**REQUIREMENTS**
Put every line of the records below into a JSON list of strings, one string per line, with blank lines skipped. Leave the pictures out.

**MATERIAL SHOWN**

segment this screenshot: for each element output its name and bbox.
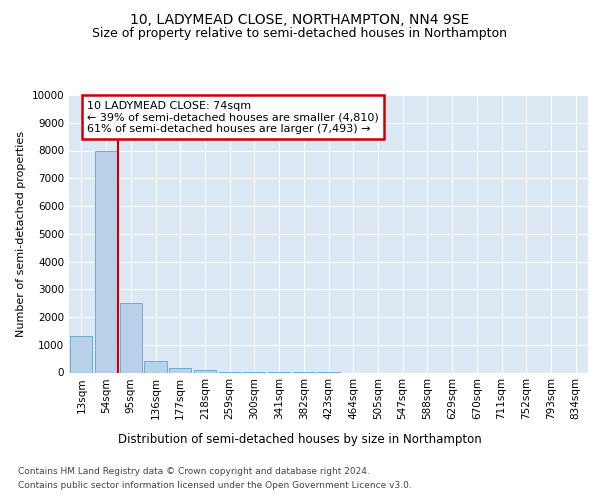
Bar [95,150,117,372]
Y-axis label: Number of semi-detached properties: Number of semi-detached properties [16,130,26,337]
Text: Distribution of semi-detached houses by size in Northampton: Distribution of semi-detached houses by … [118,432,482,446]
Text: 10, LADYMEAD CLOSE, NORTHAMPTON, NN4 9SE: 10, LADYMEAD CLOSE, NORTHAMPTON, NN4 9SE [130,12,470,26]
Bar [169,368,191,372]
Text: Contains public sector information licensed under the Open Government Licence v3: Contains public sector information licen… [18,481,412,490]
Text: Size of property relative to semi-detached houses in Northampton: Size of property relative to semi-detach… [92,28,508,40]
Bar [70,336,92,372]
Bar [145,362,167,372]
Text: 10 LADYMEAD CLOSE: 74sqm
← 39% of semi-detached houses are smaller (4,810)
61% o: 10 LADYMEAD CLOSE: 74sqm ← 39% of semi-d… [87,100,379,134]
Text: Contains HM Land Registry data © Crown copyright and database right 2024.: Contains HM Land Registry data © Crown c… [18,468,370,476]
Bar [194,370,216,372]
Bar [119,303,142,372]
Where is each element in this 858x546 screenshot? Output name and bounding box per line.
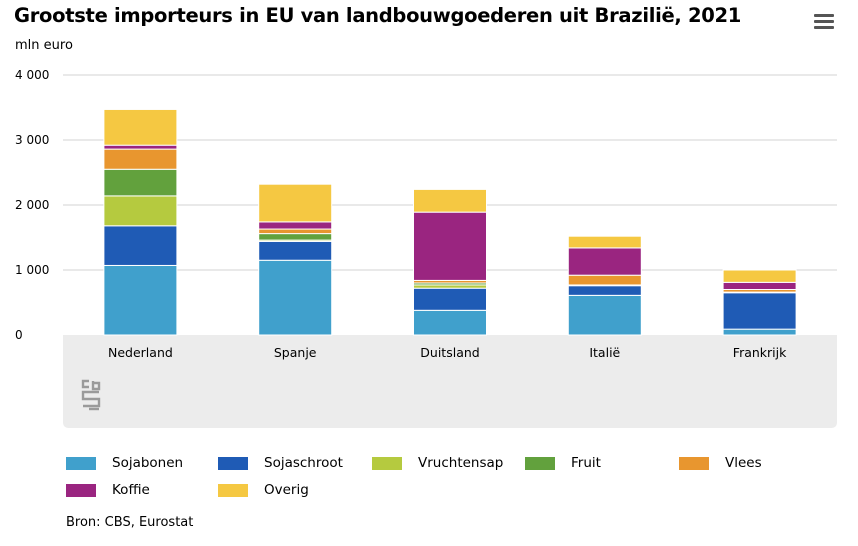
legend-item[interactable]: Overig	[218, 482, 309, 498]
legend-label: Vlees	[725, 455, 762, 471]
category-label: Frankrijk	[733, 345, 787, 360]
legend-swatch	[66, 483, 96, 497]
bar-segment	[567, 294, 642, 336]
legend-label: Fruit	[571, 455, 601, 471]
y-axis-label: mln euro	[15, 38, 73, 53]
category-label: Spanje	[274, 345, 317, 360]
legend-item[interactable]: Koffie	[66, 482, 150, 498]
bar-segment	[413, 188, 487, 213]
legend-label: Koffie	[112, 482, 150, 498]
legend-label: Vruchtensap	[418, 455, 504, 471]
bar-segment	[722, 281, 797, 291]
bar-segment	[258, 228, 333, 235]
bar-segment	[258, 183, 333, 223]
bar-segment	[567, 274, 642, 286]
bar-segment	[413, 309, 487, 336]
bar-segment	[722, 328, 797, 336]
bar-segment	[413, 211, 487, 281]
bar-segment	[722, 292, 797, 330]
y-tick-label: 0	[15, 328, 23, 342]
legend-item[interactable]: Fruit	[525, 455, 601, 471]
legend-swatch	[218, 483, 248, 497]
bar-segment	[567, 285, 642, 296]
bar-segment	[258, 233, 333, 241]
category-label: Nederland	[108, 345, 173, 360]
legend-swatch	[66, 456, 96, 470]
legend-swatch	[525, 456, 555, 470]
legend-label: Sojabonen	[112, 455, 184, 471]
legend-item[interactable]: Sojabonen	[66, 455, 183, 471]
legend-label: Overig	[264, 482, 309, 498]
legend-swatch	[679, 456, 709, 470]
bar-segment	[103, 148, 178, 170]
bar-segment	[103, 264, 178, 336]
category-label: Italië	[589, 345, 620, 360]
legend-swatch	[218, 456, 248, 470]
bar-segment	[567, 247, 642, 276]
y-tick-label: 1 000	[15, 263, 49, 277]
cbs-logo-icon	[79, 379, 103, 417]
y-tick-label: 2 000	[15, 198, 49, 212]
category-label: Duitsland	[420, 345, 479, 360]
chart-title: Grootste importeurs in EU van landbouwgo…	[14, 4, 742, 27]
bar-segment	[413, 287, 487, 311]
legend-item[interactable]: Vlees	[679, 455, 762, 471]
legend-label: Sojaschroot	[264, 455, 343, 471]
y-tick-label: 3 000	[15, 133, 49, 147]
source-note: Bron: CBS, Eurostat	[66, 515, 194, 530]
bar-segment	[722, 269, 797, 283]
bar-segment	[258, 221, 333, 230]
legend-item[interactable]: Vruchtensap	[372, 455, 503, 471]
hamburger-menu-icon[interactable]	[812, 12, 836, 32]
y-tick-label: 4 000	[15, 68, 49, 82]
bar-segment	[258, 259, 333, 336]
legend-item[interactable]: Sojaschroot	[218, 455, 343, 471]
bar-segment	[103, 168, 178, 197]
category-axis-band	[63, 335, 837, 428]
bar-segment	[103, 144, 178, 150]
bar-segment	[103, 108, 178, 146]
legend-swatch	[372, 456, 402, 470]
bar-segment	[567, 235, 642, 249]
bar-segment	[103, 195, 178, 227]
bar-segment	[103, 225, 178, 266]
bar-segment	[258, 240, 333, 261]
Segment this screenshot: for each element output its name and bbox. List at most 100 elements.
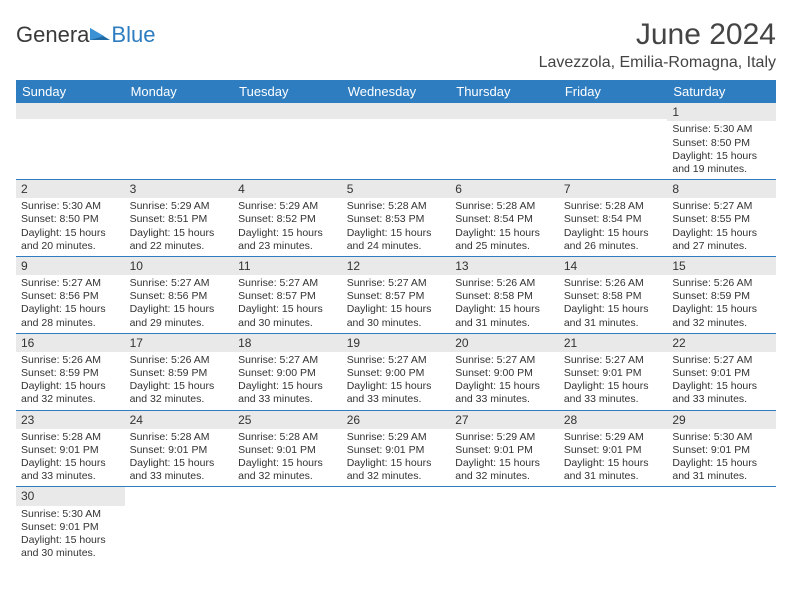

**COMPLETE OUTPUT**
[
  "segment this screenshot: for each element output its name and bbox.",
  "Bar [95,150,117,372]",
  "Y-axis label: Number of semi-detached properties: Number of semi-detached properties [16,130,26,337]",
  "Text: Distribution of semi-detached houses by size in Northampton: Distribution of semi-detached houses by … [118,432,482,446]",
  "Text: 10, LADYMEAD CLOSE, NORTHAMPTON, NN4 9SE: 10, LADYMEAD CLOSE, NORTHAMPTON, NN4 9SE [130,12,470,26]",
  "Bar [169,368,191,372]",
  "Text: Contains public sector information licensed under the Open Government Licence v3: Contains public sector information licen… [18,481,412,490]",
  "Text: Size of property relative to semi-detached houses in Northampton: Size of property relative to semi-detach… [92,28,508,40]",
  "Bar [70,336,92,372]",
  "Bar [145,362,167,372]",
  "Text: 10 LADYMEAD CLOSE: 74sqm",
  "← 39% of semi-detached houses are smaller (4,810)",
  "61% o: 10 LADYMEAD CLOSE: 74sqm ← 39% of semi-d… [87,100,379,134]",
  "Text: Contains HM Land Registry data © Crown copyright and database right 2024.: Contains HM Land Registry data © Crown c… [18,468,370,476]",
  "Bar [194,370,216,372]",
  "Bar [119,303,142,372]",
  "Where is each element in this 858x546 screenshot? Output name and bounding box per line.",
  "legend-item[interactable]: Overig\t[218, 482, 309, 498]",
  "legend-label: Vlees\t[725, 455, 762, 471]",
  "category-label: Frankrijk\t[733, 345, 787, 360]",
  "legend-swatch\t[66, 483, 96, 497]",
  "bar-segment\t[567, 294, 642, 336]",
  "legend-label: Fruit\t[571, 455, 601, 471]",
  "y-axis-label: mln euro\t[15, 38, 73, 53]",
  "category-label: Spanje\t[274, 345, 317, 360]",
  "legend-item[interactable]: Koffie\t[66, 482, 150, 498]",
  "bar-segment\t[413, 188, 487, 213]",
  "legend-label: Koffie\t[112, 482, 150, 498]",
  "legend-label: Vruchtensap\t[418, 455, 504, 471]",
  "bar-segment\t[722, 281, 797, 291]",
  "bar-segment\t[258, 228, 333, 235]",
  "bar-segment\t[258, 183, 333, 223]",
  "bar-segment\t[567, 274, 642, 286]",
  "bar-segment\t[413, 309, 487, 336]",
  "bar-segment\t[722, 328, 797, 336]",
  "bar-segment\t[413, 211, 487, 281]",
  "bar-segment\t[722, 292, 797, 330]",
  "y-tick-label: 0\t[15, 328, 23, 342]",
  "legend-item[interactable]: Fruit\t[525, 455, 601, 471]",
  "legend-swatch\t[218, 483, 248, 497]",
  "bar-segment\t[567, 285, 642, 296]",
  "bar-segment\t[258, 233, 333, 241]",
  "category-label: Nederland\t[108, 345, 173, 360]",
  "legend-swatch\t[66, 456, 96, 470]",
  "legend-swatch\t[525, 456, 555, 470]",
  "legend-label: Sojabonen\t[112, 455, 184, 471]",
  "legend-item[interactable]: Sojabonen\t[66, 455, 183, 471]",
  "legend-label: Overig\t[264, 482, 309, 498]",
  "legend-swatch\t[679, 456, 709, 470]",
  "bar-segment\t[103, 148, 178, 170]",
  "bar-segment\t[103, 264, 178, 336]",
  "category-label: Italië\t[589, 345, 620, 360]",
  "legend-swatch\t[218, 456, 248, 470]",
  "bar-segment\t[567, 247, 642, 276]",
  "y-tick-label: 1 000\t[15, 263, 49, 277]",
  "cbs-logo-icon\t[79, 379, 103, 417]",
  "y-tick-label: 2 000\t[15, 198, 49, 212]",
  "category-label: Duitsland\t[420, 345, 479, 360]",
  "chart-title: Grootste importeurs in EU van landbouwgo…\t[14, 4, 742, 27]",
  "bar-segment\t[413, 287, 487, 311]",
  "legend-item[interactable]: Vlees\t[679, 455, 762, 471]",
  "legend-label: Sojaschroot\t[264, 455, 343, 471]",
  "y-tick-label: 3 000\t[15, 133, 49, 147]",
  "source-note: Bron: CBS, Eurostat\t[66, 515, 194, 530]",
  "bar-segment\t[722, 269, 797, 283]",
  "bar-segment\t[258, 221, 333, 230]",
  "legend-item[interactable]: Vruchtensap\t[372, 455, 503, 471]",
  "hamburger-menu-icon[interactable]\t[812, 12, 836, 32]",
  "y-tick-label: 4 000\t[15, 68, 49, 82]",
  "bar-segment\t[258, 259, 333, 336]",
  "legend-item[interactable]: Sojaschroot\t[218, 455, 343, 471]",
  "bar-segment\t[103, 168, 178, 197]",
  "category-axis-band\t[63, 335, 837, 428]",
  "bar-segment\t[103, 144, 178, 150]",
  "bar-segment\t[103, 108, 178, 146]",
  "legend-swatch\t[372, 456, 402, 470]",
  "bar-segment\t[567, 235, 642, 249]",
  "bar-segment\t[103, 195, 178, 227]",
  "bar-segment\t[103, 225, 178, 266]",
  "bar-segment\t[258, 240, 333, 261]",
  "Segment this screenshot: for each element output its name and bbox. List at most 100 elements."
]